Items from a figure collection
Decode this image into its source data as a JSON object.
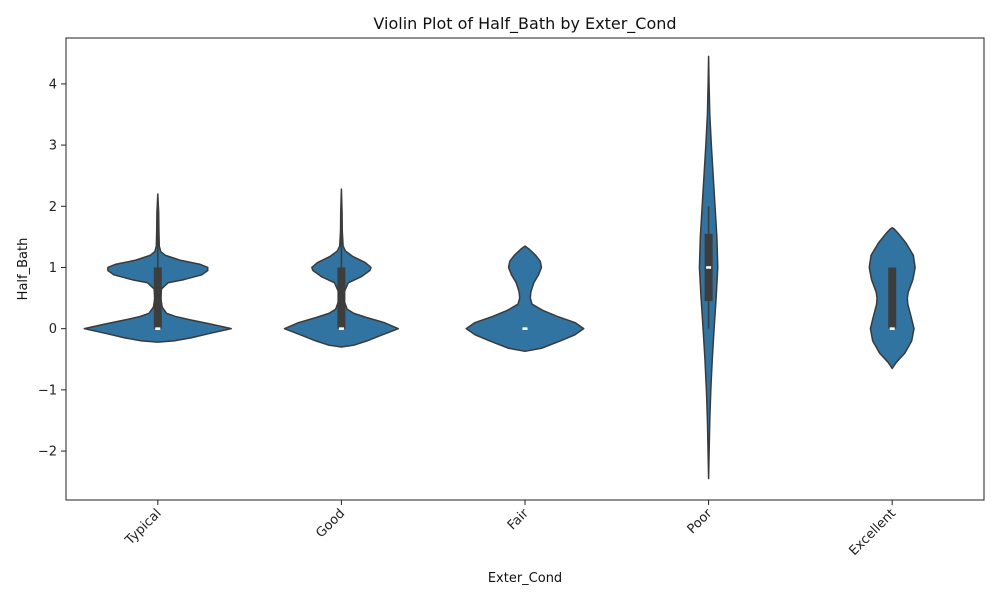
{
  "chart_data": {
    "type": "violin",
    "title": "Violin Plot of Half_Bath by Exter_Cond",
    "xlabel": "Exter_Cond",
    "ylabel": "Half_Bath",
    "ylim": [
      -2.8,
      4.75
    ],
    "yticks": [
      -2,
      -1,
      0,
      1,
      2,
      3,
      4
    ],
    "ytick_labels": [
      "−2",
      "−1",
      "0",
      "1",
      "2",
      "3",
      "4"
    ],
    "categories": [
      "Typical",
      "Good",
      "Fair",
      "Poor",
      "Excellent"
    ],
    "grid": false,
    "colors": {
      "fill": "#3274a1",
      "edge": "#3a3a3a",
      "box": "#3d3d3d",
      "median": "#ffffff"
    },
    "violins": [
      {
        "category": "Typical",
        "density_profile": [
          [
            -0.22,
            0.0
          ],
          [
            -0.2,
            0.22
          ],
          [
            -0.15,
            0.45
          ],
          [
            -0.08,
            0.7
          ],
          [
            0.0,
            1.0
          ],
          [
            0.08,
            0.7
          ],
          [
            0.15,
            0.42
          ],
          [
            0.2,
            0.24
          ],
          [
            0.25,
            0.12
          ],
          [
            0.35,
            0.06
          ],
          [
            0.5,
            0.04
          ],
          [
            0.65,
            0.05
          ],
          [
            0.75,
            0.14
          ],
          [
            0.8,
            0.35
          ],
          [
            0.88,
            0.6
          ],
          [
            0.95,
            0.68
          ],
          [
            1.0,
            0.68
          ],
          [
            1.05,
            0.58
          ],
          [
            1.12,
            0.3
          ],
          [
            1.2,
            0.1
          ],
          [
            1.26,
            0.04
          ],
          [
            1.35,
            0.02
          ],
          [
            1.6,
            0.015
          ],
          [
            1.9,
            0.012
          ],
          [
            2.2,
            0.0
          ]
        ],
        "max_halfwidth": 0.4,
        "whisker": [
          0,
          2
        ],
        "box": [
          0,
          1
        ],
        "median": 0
      },
      {
        "category": "Good",
        "density_profile": [
          [
            -0.3,
            0.0
          ],
          [
            -0.27,
            0.22
          ],
          [
            -0.2,
            0.45
          ],
          [
            -0.1,
            0.72
          ],
          [
            0.0,
            1.0
          ],
          [
            0.1,
            0.75
          ],
          [
            0.18,
            0.45
          ],
          [
            0.25,
            0.22
          ],
          [
            0.32,
            0.1
          ],
          [
            0.45,
            0.05
          ],
          [
            0.6,
            0.05
          ],
          [
            0.75,
            0.12
          ],
          [
            0.85,
            0.35
          ],
          [
            0.95,
            0.5
          ],
          [
            1.0,
            0.52
          ],
          [
            1.08,
            0.42
          ],
          [
            1.18,
            0.2
          ],
          [
            1.27,
            0.07
          ],
          [
            1.35,
            0.03
          ],
          [
            1.6,
            0.015
          ],
          [
            1.9,
            0.012
          ],
          [
            2.28,
            0.0
          ]
        ],
        "max_halfwidth": 0.31,
        "whisker": [
          0,
          2
        ],
        "box": [
          0,
          1
        ],
        "median": 0
      },
      {
        "category": "Fair",
        "density_profile": [
          [
            -0.37,
            0.0
          ],
          [
            -0.32,
            0.28
          ],
          [
            -0.2,
            0.6
          ],
          [
            -0.1,
            0.85
          ],
          [
            0.0,
            1.0
          ],
          [
            0.1,
            0.85
          ],
          [
            0.2,
            0.55
          ],
          [
            0.3,
            0.3
          ],
          [
            0.4,
            0.12
          ],
          [
            0.5,
            0.09
          ],
          [
            0.6,
            0.1
          ],
          [
            0.75,
            0.15
          ],
          [
            0.88,
            0.23
          ],
          [
            1.0,
            0.28
          ],
          [
            1.1,
            0.26
          ],
          [
            1.2,
            0.18
          ],
          [
            1.3,
            0.07
          ],
          [
            1.35,
            0.0
          ]
        ],
        "max_halfwidth": 0.32,
        "whisker": [
          0,
          0
        ],
        "box": [
          0,
          0
        ],
        "median": 0
      },
      {
        "category": "Poor",
        "density_profile": [
          [
            -2.45,
            0.0
          ],
          [
            -2.0,
            0.06
          ],
          [
            -1.5,
            0.13
          ],
          [
            -1.0,
            0.24
          ],
          [
            -0.5,
            0.4
          ],
          [
            0.0,
            0.6
          ],
          [
            0.5,
            0.82
          ],
          [
            1.0,
            1.0
          ],
          [
            1.5,
            0.9
          ],
          [
            2.0,
            0.7
          ],
          [
            2.5,
            0.5
          ],
          [
            3.0,
            0.3
          ],
          [
            3.5,
            0.13
          ],
          [
            4.0,
            0.05
          ],
          [
            4.45,
            0.0
          ]
        ],
        "max_halfwidth": 0.05,
        "whisker": [
          0,
          2
        ],
        "box": [
          0.45,
          1.55
        ],
        "median": 1
      },
      {
        "category": "Excellent",
        "density_profile": [
          [
            -0.65,
            0.0
          ],
          [
            -0.55,
            0.18
          ],
          [
            -0.4,
            0.55
          ],
          [
            -0.2,
            0.85
          ],
          [
            0.0,
            0.95
          ],
          [
            0.2,
            0.82
          ],
          [
            0.4,
            0.68
          ],
          [
            0.5,
            0.66
          ],
          [
            0.6,
            0.7
          ],
          [
            0.8,
            0.9
          ],
          [
            1.0,
            1.0
          ],
          [
            1.2,
            0.92
          ],
          [
            1.4,
            0.6
          ],
          [
            1.55,
            0.28
          ],
          [
            1.63,
            0.08
          ],
          [
            1.65,
            0.0
          ]
        ],
        "max_halfwidth": 0.125,
        "whisker": [
          0,
          1
        ],
        "box": [
          0,
          1
        ],
        "median": 0
      }
    ]
  }
}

* [What the task asks]:
From the listing above, copy all lines holding the word "category".

* [Result]:
        "category": "Typical",
        "category": "Good",
        "category": "Fair",
        "category": "Poor",
        "category": "Excellent",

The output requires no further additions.